Saved entries

==========

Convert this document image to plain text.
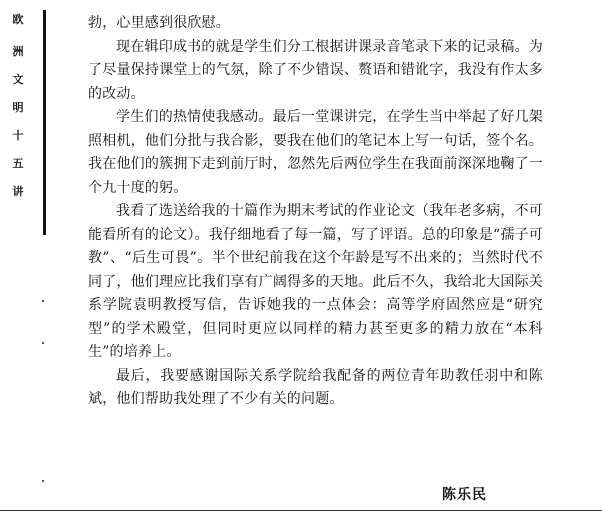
欧
洲
文
明
十
五
讲

勃，心里感到很欣慰。

现在辑印成书的就是学生们分工根据讲课录音笔录下来的记录稿。为了尽量保持课堂上的气氛，除了不少错误、赘语和错讹字，我没有作太多的改动。

学生们的热情使我感动。最后一堂课讲完，在学生当中举起了好几架照相机，他们分批与我合影，要我在他们的笔记本上写一句话，签个名。我在他们的簇拥下走到前厅时，忽然先后两位学生在我面前深深地鞠了一个九十度的躬。

我看了选送给我的十篇作为期末考试的作业论文（我年老多病，不可能看所有的论文）。我仔细地看了每一篇，写了评语。总的印象是“孺子可教”、“后生可畏”。半个世纪前我在这个年龄是写不出来的；当然时代不同了，他们理应比我们享有广阔得多的天地。此后不久，我给北大国际关系学院袁明教授写信，告诉她我的一点体会：高等学府固然应是“研究型”的学术殿堂，但同时更应以同样的精力甚至更多的精力放在“本科生”的培养上。

最后，我要感谢国际关系学院给我配备的两位青年助教任羽中和陈斌，他们帮助我处理了不少有关的问题。

陈乐民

==========

# Exercise details:
Transcribe all the data word for word; the images stay out.

# Solved exercise:
Convert this document image to plain text.
欧
洲
文
明
十
五
讲

勃，心里感到很欣慰。

现在辑印成书的就是学生们分工根据讲课录音笔录下来的记录稿。为了尽量保持课堂上的气氛，除了不少错误、赘语和错讹字，我没有作太多的改动。

学生们的热情使我感动。最后一堂课讲完，在学生当中举起了好几架照相机，他们分批与我合影，要我在他们的笔记本上写一句话，签个名。我在他们的簇拥下走到前厅时，忽然先后两位学生在我面前深深地鞠了一个九十度的躬。

我看了选送给我的十篇作为期末考试的作业论文（我年老多病，不可能看所有的论文）。我仔细地看了每一篇，写了评语。总的印象是“孺子可教”、“后生可畏”。半个世纪前我在这个年龄是写不出来的；当然时代不同了，他们理应比我们享有广阔得多的天地。此后不久，我给北大国际关系学院袁明教授写信，告诉她我的一点体会：高等学府固然应是“研究型”的学术殿堂，但同时更应以同样的精力甚至更多的精力放在“本科生”的培养上。

最后，我要感谢国际关系学院给我配备的两位青年助教任羽中和陈斌，他们帮助我处理了不少有关的问题。

陈乐民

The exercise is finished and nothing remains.